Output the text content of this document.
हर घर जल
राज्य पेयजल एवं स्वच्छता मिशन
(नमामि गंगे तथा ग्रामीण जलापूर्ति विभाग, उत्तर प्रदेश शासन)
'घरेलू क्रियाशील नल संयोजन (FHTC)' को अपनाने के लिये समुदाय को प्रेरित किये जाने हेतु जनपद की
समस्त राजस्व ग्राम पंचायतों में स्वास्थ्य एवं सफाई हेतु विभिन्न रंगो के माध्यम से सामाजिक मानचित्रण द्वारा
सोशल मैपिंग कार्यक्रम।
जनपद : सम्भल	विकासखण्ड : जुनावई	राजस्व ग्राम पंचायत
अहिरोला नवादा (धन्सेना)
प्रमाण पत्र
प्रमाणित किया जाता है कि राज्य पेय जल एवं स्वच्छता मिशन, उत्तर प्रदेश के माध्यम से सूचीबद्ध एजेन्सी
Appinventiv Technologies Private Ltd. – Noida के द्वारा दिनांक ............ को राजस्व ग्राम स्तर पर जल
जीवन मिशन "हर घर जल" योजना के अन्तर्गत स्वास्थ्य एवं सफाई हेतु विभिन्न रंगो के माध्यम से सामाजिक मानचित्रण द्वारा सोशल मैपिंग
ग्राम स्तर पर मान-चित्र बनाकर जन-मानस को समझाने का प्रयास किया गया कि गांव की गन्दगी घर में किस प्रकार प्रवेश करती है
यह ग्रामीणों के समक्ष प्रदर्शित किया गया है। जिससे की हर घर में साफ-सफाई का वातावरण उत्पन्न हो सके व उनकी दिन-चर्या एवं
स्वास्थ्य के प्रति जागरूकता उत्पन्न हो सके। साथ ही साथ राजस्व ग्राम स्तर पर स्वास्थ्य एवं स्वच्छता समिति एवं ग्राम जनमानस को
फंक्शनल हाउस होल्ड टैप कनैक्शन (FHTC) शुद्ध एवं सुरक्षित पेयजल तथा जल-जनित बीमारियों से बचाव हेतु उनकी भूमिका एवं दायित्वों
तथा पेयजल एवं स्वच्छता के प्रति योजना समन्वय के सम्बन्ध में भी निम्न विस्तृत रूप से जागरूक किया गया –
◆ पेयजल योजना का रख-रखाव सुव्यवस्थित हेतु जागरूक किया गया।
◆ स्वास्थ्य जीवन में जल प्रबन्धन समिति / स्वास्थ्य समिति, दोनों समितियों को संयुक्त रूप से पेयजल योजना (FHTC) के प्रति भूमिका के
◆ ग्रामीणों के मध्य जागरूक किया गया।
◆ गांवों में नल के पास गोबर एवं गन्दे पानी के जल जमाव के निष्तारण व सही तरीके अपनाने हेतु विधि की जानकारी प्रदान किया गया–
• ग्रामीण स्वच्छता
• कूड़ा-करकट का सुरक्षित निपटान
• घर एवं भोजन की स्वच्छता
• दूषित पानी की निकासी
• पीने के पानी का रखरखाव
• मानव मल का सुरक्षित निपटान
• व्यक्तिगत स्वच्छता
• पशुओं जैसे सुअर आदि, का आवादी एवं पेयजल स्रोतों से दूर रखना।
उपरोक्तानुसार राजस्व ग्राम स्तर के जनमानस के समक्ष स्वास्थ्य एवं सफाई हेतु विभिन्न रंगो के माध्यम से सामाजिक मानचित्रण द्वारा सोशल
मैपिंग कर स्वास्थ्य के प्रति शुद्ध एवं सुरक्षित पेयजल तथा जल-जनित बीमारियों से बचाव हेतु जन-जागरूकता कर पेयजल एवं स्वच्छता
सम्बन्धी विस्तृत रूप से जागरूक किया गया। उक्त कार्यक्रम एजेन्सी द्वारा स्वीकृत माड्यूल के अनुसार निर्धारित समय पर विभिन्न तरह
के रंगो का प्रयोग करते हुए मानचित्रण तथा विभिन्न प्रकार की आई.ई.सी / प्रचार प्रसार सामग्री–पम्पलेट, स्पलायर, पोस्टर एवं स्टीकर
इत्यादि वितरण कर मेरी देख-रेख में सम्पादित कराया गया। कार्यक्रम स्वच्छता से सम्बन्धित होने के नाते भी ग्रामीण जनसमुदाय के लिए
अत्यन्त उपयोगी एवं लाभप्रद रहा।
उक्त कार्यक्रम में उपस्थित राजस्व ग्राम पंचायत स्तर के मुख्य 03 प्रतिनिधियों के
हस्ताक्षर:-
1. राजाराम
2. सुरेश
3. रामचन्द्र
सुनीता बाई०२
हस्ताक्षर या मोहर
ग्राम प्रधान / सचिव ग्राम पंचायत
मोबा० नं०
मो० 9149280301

What to do -> Take the lines above and print them exactly.

Result of this exercise ->
Output the text content of this document.
हर घर जल
राज्य पेयजल एवं स्वच्छता मिशन
(नमामि गंगे तथा ग्रामीण जलापूर्ति विभाग, उत्तर प्रदेश शासन)
'घरेलू क्रियाशील नल संयोजन (FHTC)' को अपनाने के लिये समुदाय को प्रेरित किये जाने हेतु जनपद की
समस्त राजस्व ग्राम पंचायतों में स्वास्थ्य एवं सफाई हेतु विभिन्न रंगो के माध्यम से सामाजिक मानचित्रण द्वारा
सोशल मैपिंग कार्यक्रम।
जनपद : सम्भल	विकासखण्ड : जुनावई	राजस्व ग्राम पंचायत
अहिरोला नवादा (धन्सेना)
प्रमाण पत्र
प्रमाणित किया जाता है कि राज्य पेय जल एवं स्वच्छता मिशन, उत्तर प्रदेश के माध्यम से सूचीबद्ध एजेन्सी
Appinventiv Technologies Private Ltd. – Noida के द्वारा दिनांक ............ को राजस्व ग्राम स्तर पर जल
जीवन मिशन "हर घर जल" योजना के अन्तर्गत स्वास्थ्य एवं सफाई हेतु विभिन्न रंगो के माध्यम से सामाजिक मानचित्रण द्वारा सोशल मैपिंग
ग्राम स्तर पर मान-चित्र बनाकर जन-मानस को समझाने का प्रयास किया गया कि गांव की गन्दगी घर में किस प्रकार प्रवेश करती है
यह ग्रामीणों के समक्ष प्रदर्शित किया गया है। जिससे की हर घर में साफ-सफाई का वातावरण उत्पन्न हो सके व उनकी दिन-चर्या एवं
स्वास्थ्य के प्रति जागरूकता उत्पन्न हो सके। साथ ही साथ राजस्व ग्राम स्तर पर स्वास्थ्य एवं स्वच्छता समिति एवं ग्राम जनमानस को
फंक्शनल हाउस होल्ड टैप कनैक्शन (FHTC) शुद्ध एवं सुरक्षित पेयजल तथा जल-जनित बीमारियों से बचाव हेतु उनकी भूमिका एवं दायित्वों
तथा पेयजल एवं स्वच्छता के प्रति योजना समन्वय के सम्बन्ध में भी निम्न विस्तृत रूप से जागरूक किया गया –
◆ पेयजल योजना का रख-रखाव सुव्यवस्थित हेतु जागरूक किया गया।
◆ स्वास्थ्य जीवन में जल प्रबन्धन समिति / स्वास्थ्य समिति, दोनों समितियों को संयुक्त रूप से पेयजल योजना (FHTC) के प्रति भूमिका के
◆ ग्रामीणों के मध्य जागरूक किया गया।
◆ गांवों में नल के पास गोबर एवं गन्दे पानी के जल जमाव के निष्तारण व सही तरीके अपनाने हेतु विधि की जानकारी प्रदान किया गया–
• ग्रामीण स्वच्छता
• कूड़ा-करकट का सुरक्षित निपटान
• घर एवं भोजन की स्वच्छता
• दूषित पानी की निकासी
• पीने के पानी का रखरखाव
• मानव मल का सुरक्षित निपटान
• व्यक्तिगत स्वच्छता
• पशुओं जैसे सुअर आदि, का आवादी एवं पेयजल स्रोतों से दूर रखना।
उपरोक्तानुसार राजस्व ग्राम स्तर के जनमानस के समक्ष स्वास्थ्य एवं सफाई हेतु विभिन्न रंगो के माध्यम से सामाजिक मानचित्रण द्वारा सोशल
मैपिंग कर स्वास्थ्य के प्रति शुद्ध एवं सुरक्षित पेयजल तथा जल-जनित बीमारियों से बचाव हेतु जन-जागरूकता कर पेयजल एवं स्वच्छता
सम्बन्धी विस्तृत रूप से जागरूक किया गया। उक्त कार्यक्रम एजेन्सी द्वारा स्वीकृत माड्यूल के अनुसार निर्धारित समय पर विभिन्न तरह
के रंगो का प्रयोग करते हुए मानचित्रण तथा विभिन्न प्रकार की आई.ई.सी / प्रचार प्रसार सामग्री–पम्पलेट, स्पलायर, पोस्टर एवं स्टीकर
इत्यादि वितरण कर मेरी देख-रेख में सम्पादित कराया गया। कार्यक्रम स्वच्छता से सम्बन्धित होने के नाते भी ग्रामीण जनसमुदाय के लिए
अत्यन्त उपयोगी एवं लाभप्रद रहा।
उक्त कार्यक्रम में उपस्थित राजस्व ग्राम पंचायत स्तर के मुख्य 03 प्रतिनिधियों के
हस्ताक्षर:-
1. राजाराम
2. सुरेश
3. रामचन्द्र
सुनीता बाई०२
हस्ताक्षर या मोहर
ग्राम प्रधान / सचिव ग्राम पंचायत
मोबा० नं०
मो० 9149280301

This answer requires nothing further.